- [Task to carry out] Pictures don't belong in the copy; print all the records exactly.

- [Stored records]
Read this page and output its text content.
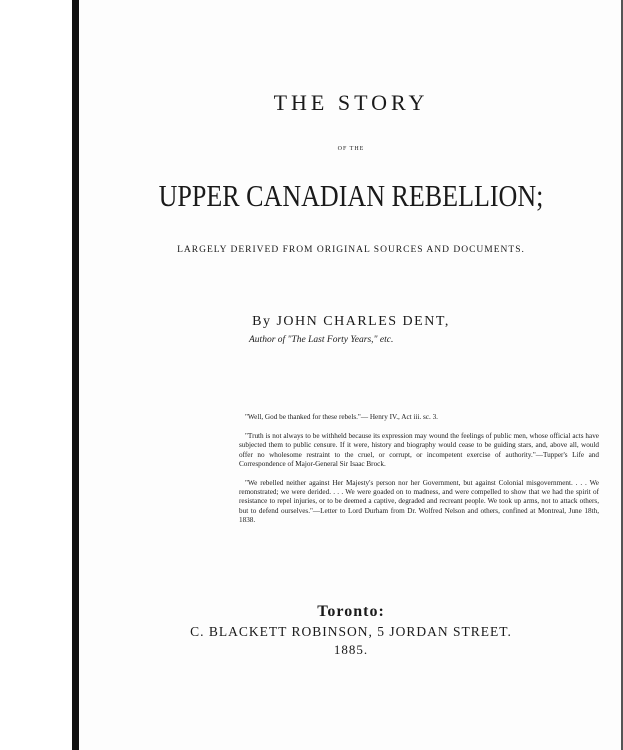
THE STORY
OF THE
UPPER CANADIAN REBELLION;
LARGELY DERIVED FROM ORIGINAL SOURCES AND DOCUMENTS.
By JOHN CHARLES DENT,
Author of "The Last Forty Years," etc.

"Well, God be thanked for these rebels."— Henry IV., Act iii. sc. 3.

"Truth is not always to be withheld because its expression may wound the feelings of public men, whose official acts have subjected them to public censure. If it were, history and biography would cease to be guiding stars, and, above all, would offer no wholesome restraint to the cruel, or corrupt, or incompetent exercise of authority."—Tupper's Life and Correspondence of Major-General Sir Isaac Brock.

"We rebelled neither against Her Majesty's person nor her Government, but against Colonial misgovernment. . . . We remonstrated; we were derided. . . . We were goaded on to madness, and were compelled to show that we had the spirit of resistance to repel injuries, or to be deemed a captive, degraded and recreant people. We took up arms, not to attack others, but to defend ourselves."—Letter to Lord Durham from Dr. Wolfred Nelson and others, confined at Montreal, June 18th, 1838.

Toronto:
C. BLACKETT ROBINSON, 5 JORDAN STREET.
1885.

- [Full solution]
Read this page and output its text content.
THE STORY
OF THE
UPPER CANADIAN REBELLION;
LARGELY DERIVED FROM ORIGINAL SOURCES AND DOCUMENTS.
By JOHN CHARLES DENT,
Author of "The Last Forty Years," etc.

"Well, God be thanked for these rebels."— Henry IV., Act iii. sc. 3.

"Truth is not always to be withheld because its expression may wound the feelings of public men, whose official acts have subjected them to public censure. If it were, history and biography would cease to be guiding stars, and, above all, would offer no wholesome restraint to the cruel, or corrupt, or incompetent exercise of authority."—Tupper's Life and Correspondence of Major-General Sir Isaac Brock.

"We rebelled neither against Her Majesty's person nor her Government, but against Colonial misgovernment. . . . We remonstrated; we were derided. . . . We were goaded on to madness, and were compelled to show that we had the spirit of resistance to repel injuries, or to be deemed a captive, degraded and recreant people. We took up arms, not to attack others, but to defend ourselves."—Letter to Lord Durham from Dr. Wolfred Nelson and others, confined at Montreal, June 18th, 1838.

Toronto:
C. BLACKETT ROBINSON, 5 JORDAN STREET.
1885.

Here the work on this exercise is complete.